Collection entries —
● ● ● ● ● ● ●

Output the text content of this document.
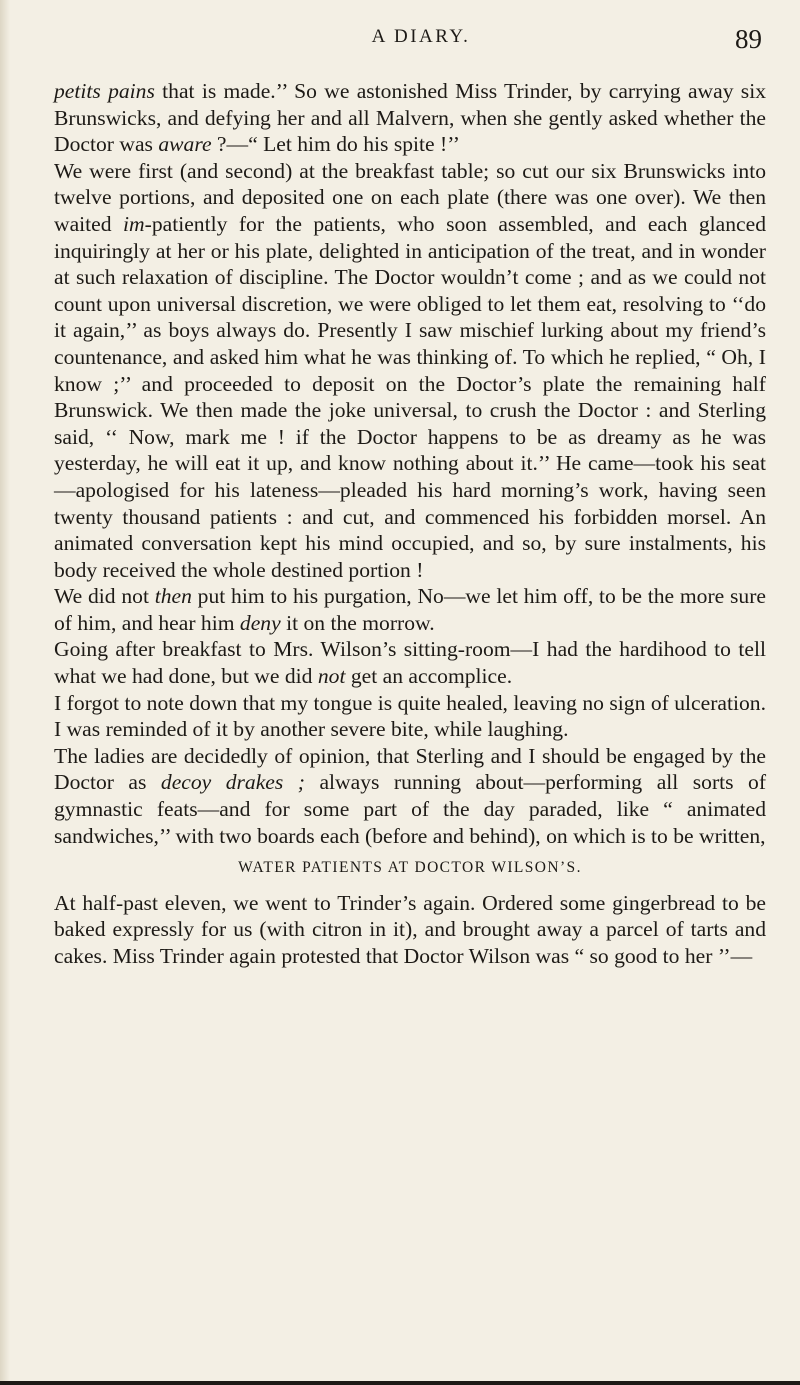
A DIARY.	89

petits pains that is made.’’ So we astonished Miss Trinder, by carrying away six Brunswicks, and defying her and all Malvern, when she gently asked whether the Doctor was aware ?—“ Let him do his spite !’’

We were first (and second) at the breakfast table; so cut our six Brunswicks into twelve portions, and deposited one on each plate (there was one over). We then waited im-patiently for the patients, who soon assembled, and each glanced inquiringly at her or his plate, delighted in anticipation of the treat, and in wonder at such relaxation of discipline. The Doctor wouldn’t come ; and as we could not count upon universal discretion, we were obliged to let them eat, resolving to ‘‘do it again,’’ as boys always do. Presently I saw mischief lurking about my friend’s countenance, and asked him what he was thinking of. To which he replied, “ Oh, I know ;’’ and proceeded to deposit on the Doctor’s plate the remaining half Brunswick. We then made the joke universal, to crush the Doctor : and Sterling said, ‘‘ Now, mark me ! if the Doctor happens to be as dreamy as he was yesterday, he will eat it up, and know nothing about it.’’ He came—took his seat—apologised for his lateness—pleaded his hard morning’s work, having seen twenty thousand patients : and cut, and commenced his forbidden morsel. An animated conversation kept his mind occupied, and so, by sure instalments, his body received the whole destined portion !

We did not then put him to his purgation, No—we let him off, to be the more sure of him, and hear him deny it on the morrow.

Going after breakfast to Mrs. Wilson’s sitting-room—I had the hardihood to tell what we had done, but we did not get an accomplice.

I forgot to note down that my tongue is quite healed, leaving no sign of ulceration. I was reminded of it by another severe bite, while laughing.

The ladies are decidedly of opinion, that Sterling and I should be engaged by the Doctor as decoy drakes ; always running about—performing all sorts of gymnastic feats—and for some part of the day paraded, like “ animated sandwiches,’’ with two boards each (before and behind), on which is to be written,

WATER PATIENTS AT DOCTOR WILSON’S.

At half-past eleven, we went to Trinder’s again. Ordered some gingerbread to be baked expressly for us (with citron in it), and brought away a parcel of tarts and cakes. Miss Trinder again protested that Doctor Wilson was “ so good to her ’’—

● ● ● ● ● ● ●

Instructions for the task —
Please repeat all of the entries above word for word, but drop any pictures.

Exercise answer —
Output the text content of this document.
A DIARY.	89

petits pains that is made.’’ So we astonished Miss Trinder, by carrying away six Brunswicks, and defying her and all Malvern, when she gently asked whether the Doctor was aware ?—“ Let him do his spite !’’

We were first (and second) at the breakfast table; so cut our six Brunswicks into twelve portions, and deposited one on each plate (there was one over). We then waited im-patiently for the patients, who soon assembled, and each glanced inquiringly at her or his plate, delighted in anticipation of the treat, and in wonder at such relaxation of discipline. The Doctor wouldn’t come ; and as we could not count upon universal discretion, we were obliged to let them eat, resolving to ‘‘do it again,’’ as boys always do. Presently I saw mischief lurking about my friend’s countenance, and asked him what he was thinking of. To which he replied, “ Oh, I know ;’’ and proceeded to deposit on the Doctor’s plate the remaining half Brunswick. We then made the joke universal, to crush the Doctor : and Sterling said, ‘‘ Now, mark me ! if the Doctor happens to be as dreamy as he was yesterday, he will eat it up, and know nothing about it.’’ He came—took his seat—apologised for his lateness—pleaded his hard morning’s work, having seen twenty thousand patients : and cut, and commenced his forbidden morsel. An animated conversation kept his mind occupied, and so, by sure instalments, his body received the whole destined portion !

We did not then put him to his purgation, No—we let him off, to be the more sure of him, and hear him deny it on the morrow.

Going after breakfast to Mrs. Wilson’s sitting-room—I had the hardihood to tell what we had done, but we did not get an accomplice.

I forgot to note down that my tongue is quite healed, leaving no sign of ulceration. I was reminded of it by another severe bite, while laughing.

The ladies are decidedly of opinion, that Sterling and I should be engaged by the Doctor as decoy drakes ; always running about—performing all sorts of gymnastic feats—and for some part of the day paraded, like “ animated sandwiches,’’ with two boards each (before and behind), on which is to be written,

WATER PATIENTS AT DOCTOR WILSON’S.

At half-past eleven, we went to Trinder’s again. Ordered some gingerbread to be baked expressly for us (with citron in it), and brought away a parcel of tarts and cakes. Miss Trinder again protested that Doctor Wilson was “ so good to her ’’—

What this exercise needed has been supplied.